Task instructions :: Leave out the pictures and repeat the rest of the material exactly.

**** Provided data

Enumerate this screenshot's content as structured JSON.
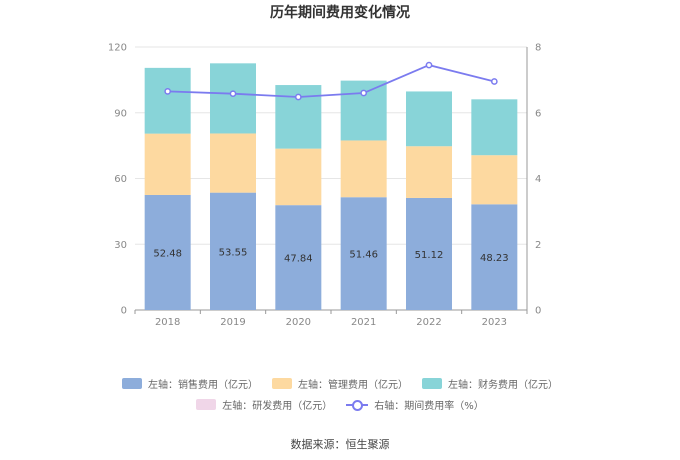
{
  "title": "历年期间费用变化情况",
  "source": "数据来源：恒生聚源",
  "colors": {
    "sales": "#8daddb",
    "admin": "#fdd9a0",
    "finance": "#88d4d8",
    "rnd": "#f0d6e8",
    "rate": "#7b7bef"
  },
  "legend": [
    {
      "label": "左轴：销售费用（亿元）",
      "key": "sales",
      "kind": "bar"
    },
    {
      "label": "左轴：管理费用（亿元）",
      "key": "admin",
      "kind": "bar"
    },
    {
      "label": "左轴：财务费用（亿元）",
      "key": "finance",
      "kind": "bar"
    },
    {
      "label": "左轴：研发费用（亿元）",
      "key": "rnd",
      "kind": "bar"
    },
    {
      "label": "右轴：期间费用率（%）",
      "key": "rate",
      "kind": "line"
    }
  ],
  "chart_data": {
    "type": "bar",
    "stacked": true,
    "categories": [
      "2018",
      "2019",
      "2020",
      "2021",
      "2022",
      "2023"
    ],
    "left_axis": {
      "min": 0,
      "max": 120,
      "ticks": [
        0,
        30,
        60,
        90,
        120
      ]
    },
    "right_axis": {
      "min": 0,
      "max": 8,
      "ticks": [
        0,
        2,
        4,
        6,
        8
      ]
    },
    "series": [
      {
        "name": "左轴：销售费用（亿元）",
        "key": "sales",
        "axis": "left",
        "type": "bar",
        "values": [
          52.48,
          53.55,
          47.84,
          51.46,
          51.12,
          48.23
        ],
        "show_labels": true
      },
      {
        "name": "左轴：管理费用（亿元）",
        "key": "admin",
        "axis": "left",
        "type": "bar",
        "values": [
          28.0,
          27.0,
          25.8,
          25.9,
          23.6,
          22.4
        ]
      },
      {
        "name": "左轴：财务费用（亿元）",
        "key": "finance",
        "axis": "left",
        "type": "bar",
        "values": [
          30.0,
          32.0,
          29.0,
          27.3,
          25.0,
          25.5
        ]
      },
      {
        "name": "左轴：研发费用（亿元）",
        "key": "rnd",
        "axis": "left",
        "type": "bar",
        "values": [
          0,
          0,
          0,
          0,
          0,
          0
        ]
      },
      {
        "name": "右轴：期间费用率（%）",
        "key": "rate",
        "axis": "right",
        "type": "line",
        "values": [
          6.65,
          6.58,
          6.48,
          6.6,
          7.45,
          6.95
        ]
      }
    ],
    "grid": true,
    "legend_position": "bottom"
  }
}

********

Response to the exercise ::
Enumerate this screenshot's content as structured JSON.
{
  "title": "历年期间费用变化情况",
  "source": "数据来源：恒生聚源",
  "colors": {
    "sales": "#8daddb",
    "admin": "#fdd9a0",
    "finance": "#88d4d8",
    "rnd": "#f0d6e8",
    "rate": "#7b7bef"
  },
  "legend": [
    {
      "label": "左轴：销售费用（亿元）",
      "key": "sales",
      "kind": "bar"
    },
    {
      "label": "左轴：管理费用（亿元）",
      "key": "admin",
      "kind": "bar"
    },
    {
      "label": "左轴：财务费用（亿元）",
      "key": "finance",
      "kind": "bar"
    },
    {
      "label": "左轴：研发费用（亿元）",
      "key": "rnd",
      "kind": "bar"
    },
    {
      "label": "右轴：期间费用率（%）",
      "key": "rate",
      "kind": "line"
    }
  ],
  "chart_data": {
    "type": "bar",
    "stacked": true,
    "categories": [
      "2018",
      "2019",
      "2020",
      "2021",
      "2022",
      "2023"
    ],
    "left_axis": {
      "min": 0,
      "max": 120,
      "ticks": [
        0,
        30,
        60,
        90,
        120
      ]
    },
    "right_axis": {
      "min": 0,
      "max": 8,
      "ticks": [
        0,
        2,
        4,
        6,
        8
      ]
    },
    "series": [
      {
        "name": "左轴：销售费用（亿元）",
        "key": "sales",
        "axis": "left",
        "type": "bar",
        "values": [
          52.48,
          53.55,
          47.84,
          51.46,
          51.12,
          48.23
        ],
        "show_labels": true
      },
      {
        "name": "左轴：管理费用（亿元）",
        "key": "admin",
        "axis": "left",
        "type": "bar",
        "values": [
          28.0,
          27.0,
          25.8,
          25.9,
          23.6,
          22.4
        ]
      },
      {
        "name": "左轴：财务费用（亿元）",
        "key": "finance",
        "axis": "left",
        "type": "bar",
        "values": [
          30.0,
          32.0,
          29.0,
          27.3,
          25.0,
          25.5
        ]
      },
      {
        "name": "左轴：研发费用（亿元）",
        "key": "rnd",
        "axis": "left",
        "type": "bar",
        "values": [
          0,
          0,
          0,
          0,
          0,
          0
        ]
      },
      {
        "name": "右轴：期间费用率（%）",
        "key": "rate",
        "axis": "right",
        "type": "line",
        "values": [
          6.65,
          6.58,
          6.48,
          6.6,
          7.45,
          6.95
        ]
      }
    ],
    "grid": true,
    "legend_position": "bottom"
  }
}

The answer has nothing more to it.